Start of Supplied records
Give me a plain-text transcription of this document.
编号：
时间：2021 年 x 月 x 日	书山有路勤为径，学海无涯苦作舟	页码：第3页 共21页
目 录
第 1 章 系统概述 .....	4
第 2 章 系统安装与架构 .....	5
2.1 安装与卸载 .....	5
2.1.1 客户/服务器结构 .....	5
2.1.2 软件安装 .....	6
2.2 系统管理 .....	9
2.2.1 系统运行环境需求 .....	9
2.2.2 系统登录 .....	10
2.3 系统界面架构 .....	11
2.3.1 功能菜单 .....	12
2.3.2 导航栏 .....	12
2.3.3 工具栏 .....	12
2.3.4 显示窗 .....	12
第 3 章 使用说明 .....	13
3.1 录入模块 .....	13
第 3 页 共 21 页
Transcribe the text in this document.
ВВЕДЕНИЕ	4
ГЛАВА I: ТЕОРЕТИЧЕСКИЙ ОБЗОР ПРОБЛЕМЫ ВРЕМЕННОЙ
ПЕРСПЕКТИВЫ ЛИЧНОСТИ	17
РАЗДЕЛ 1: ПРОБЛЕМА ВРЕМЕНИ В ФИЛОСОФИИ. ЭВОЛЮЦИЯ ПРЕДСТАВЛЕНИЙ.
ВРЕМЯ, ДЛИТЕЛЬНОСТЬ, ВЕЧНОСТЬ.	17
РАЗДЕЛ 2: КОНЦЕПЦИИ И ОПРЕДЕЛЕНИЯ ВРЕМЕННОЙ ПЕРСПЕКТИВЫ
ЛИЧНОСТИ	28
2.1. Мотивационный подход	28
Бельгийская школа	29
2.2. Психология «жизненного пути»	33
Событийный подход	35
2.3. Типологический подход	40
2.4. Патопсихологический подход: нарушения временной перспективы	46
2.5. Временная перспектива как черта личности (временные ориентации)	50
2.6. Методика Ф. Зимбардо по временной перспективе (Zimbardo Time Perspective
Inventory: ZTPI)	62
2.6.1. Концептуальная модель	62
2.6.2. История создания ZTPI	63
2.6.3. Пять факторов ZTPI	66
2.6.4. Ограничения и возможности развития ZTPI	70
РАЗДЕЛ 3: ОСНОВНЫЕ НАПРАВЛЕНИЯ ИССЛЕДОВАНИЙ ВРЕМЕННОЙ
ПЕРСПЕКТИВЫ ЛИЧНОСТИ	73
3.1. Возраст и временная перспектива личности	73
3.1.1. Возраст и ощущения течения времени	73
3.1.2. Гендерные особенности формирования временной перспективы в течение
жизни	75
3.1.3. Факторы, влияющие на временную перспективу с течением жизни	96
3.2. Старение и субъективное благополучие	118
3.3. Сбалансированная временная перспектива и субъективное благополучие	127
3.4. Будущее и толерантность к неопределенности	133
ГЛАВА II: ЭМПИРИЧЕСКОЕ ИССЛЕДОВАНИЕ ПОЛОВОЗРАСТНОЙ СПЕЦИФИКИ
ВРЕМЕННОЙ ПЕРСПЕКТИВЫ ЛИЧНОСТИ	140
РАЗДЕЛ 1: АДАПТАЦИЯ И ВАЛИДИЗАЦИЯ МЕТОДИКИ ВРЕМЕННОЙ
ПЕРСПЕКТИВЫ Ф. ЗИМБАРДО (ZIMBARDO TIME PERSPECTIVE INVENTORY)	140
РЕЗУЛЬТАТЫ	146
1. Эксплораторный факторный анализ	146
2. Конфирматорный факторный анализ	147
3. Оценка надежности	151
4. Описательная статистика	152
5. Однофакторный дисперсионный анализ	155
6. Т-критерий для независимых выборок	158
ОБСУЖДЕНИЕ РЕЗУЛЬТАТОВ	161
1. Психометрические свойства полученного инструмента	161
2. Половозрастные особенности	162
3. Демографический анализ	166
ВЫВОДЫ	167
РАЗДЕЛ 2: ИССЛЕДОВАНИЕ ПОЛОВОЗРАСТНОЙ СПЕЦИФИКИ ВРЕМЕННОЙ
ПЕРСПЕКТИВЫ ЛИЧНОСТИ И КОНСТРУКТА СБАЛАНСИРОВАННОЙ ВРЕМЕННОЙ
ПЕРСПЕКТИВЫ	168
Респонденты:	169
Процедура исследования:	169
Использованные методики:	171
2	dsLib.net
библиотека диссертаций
End of Supplied records
## What the exercise asks:
Reproduce the listing above verbatim, from first line to last.

## Task answer:
Give me a plain-text transcription of this document.
编号：
时间：2021 年 x 月 x 日	书山有路勤为径，学海无涯苦作舟	页码：第3页 共21页
目 录
第 1 章 系统概述 .....	4
第 2 章 系统安装与架构 .....	5
2.1 安装与卸载 .....	5
2.1.1 客户/服务器结构 .....	5
2.1.2 软件安装 .....	6
2.2 系统管理 .....	9
2.2.1 系统运行环境需求 .....	9
2.2.2 系统登录 .....	10
2.3 系统界面架构 .....	11
2.3.1 功能菜单 .....	12
2.3.2 导航栏 .....	12
2.3.3 工具栏 .....	12
2.3.4 显示窗 .....	12
第 3 章 使用说明 .....	13
3.1 录入模块 .....	13
第 3 页 共 21 页
Transcribe the text in this document.
ВВЕДЕНИЕ	4
ГЛАВА I: ТЕОРЕТИЧЕСКИЙ ОБЗОР ПРОБЛЕМЫ ВРЕМЕННОЙ
ПЕРСПЕКТИВЫ ЛИЧНОСТИ	17
РАЗДЕЛ 1: ПРОБЛЕМА ВРЕМЕНИ В ФИЛОСОФИИ. ЭВОЛЮЦИЯ ПРЕДСТАВЛЕНИЙ.
ВРЕМЯ, ДЛИТЕЛЬНОСТЬ, ВЕЧНОСТЬ.	17
РАЗДЕЛ 2: КОНЦЕПЦИИ И ОПРЕДЕЛЕНИЯ ВРЕМЕННОЙ ПЕРСПЕКТИВЫ
ЛИЧНОСТИ	28
2.1. Мотивационный подход	28
Бельгийская школа	29
2.2. Психология «жизненного пути»	33
Событийный подход	35
2.3. Типологический подход	40
2.4. Патопсихологический подход: нарушения временной перспективы	46
2.5. Временная перспектива как черта личности (временные ориентации)	50
2.6. Методика Ф. Зимбардо по временной перспективе (Zimbardo Time Perspective
Inventory: ZTPI)	62
2.6.1. Концептуальная модель	62
2.6.2. История создания ZTPI	63
2.6.3. Пять факторов ZTPI	66
2.6.4. Ограничения и возможности развития ZTPI	70
РАЗДЕЛ 3: ОСНОВНЫЕ НАПРАВЛЕНИЯ ИССЛЕДОВАНИЙ ВРЕМЕННОЙ
ПЕРСПЕКТИВЫ ЛИЧНОСТИ	73
3.1. Возраст и временная перспектива личности	73
3.1.1. Возраст и ощущения течения времени	73
3.1.2. Гендерные особенности формирования временной перспективы в течение
жизни	75
3.1.3. Факторы, влияющие на временную перспективу с течением жизни	96
3.2. Старение и субъективное благополучие	118
3.3. Сбалансированная временная перспектива и субъективное благополучие	127
3.4. Будущее и толерантность к неопределенности	133
ГЛАВА II: ЭМПИРИЧЕСКОЕ ИССЛЕДОВАНИЕ ПОЛОВОЗРАСТНОЙ СПЕЦИФИКИ
ВРЕМЕННОЙ ПЕРСПЕКТИВЫ ЛИЧНОСТИ	140
РАЗДЕЛ 1: АДАПТАЦИЯ И ВАЛИДИЗАЦИЯ МЕТОДИКИ ВРЕМЕННОЙ
ПЕРСПЕКТИВЫ Ф. ЗИМБАРДО (ZIMBARDO TIME PERSPECTIVE INVENTORY)	140
РЕЗУЛЬТАТЫ	146
1. Эксплораторный факторный анализ	146
2. Конфирматорный факторный анализ	147
3. Оценка надежности	151
4. Описательная статистика	152
5. Однофакторный дисперсионный анализ	155
6. Т-критерий для независимых выборок	158
ОБСУЖДЕНИЕ РЕЗУЛЬТАТОВ	161
1. Психометрические свойства полученного инструмента	161
2. Половозрастные особенности	162
3. Демографический анализ	166
ВЫВОДЫ	167
РАЗДЕЛ 2: ИССЛЕДОВАНИЕ ПОЛОВОЗРАСТНОЙ СПЕЦИФИКИ ВРЕМЕННОЙ
ПЕРСПЕКТИВЫ ЛИЧНОСТИ И КОНСТРУКТА СБАЛАНСИРОВАННОЙ ВРЕМЕННОЙ
ПЕРСПЕКТИВЫ	168
Респонденты:	169
Процедура исследования:	169
Использованные методики:	171
2	dsLib.net
библиотека диссертаций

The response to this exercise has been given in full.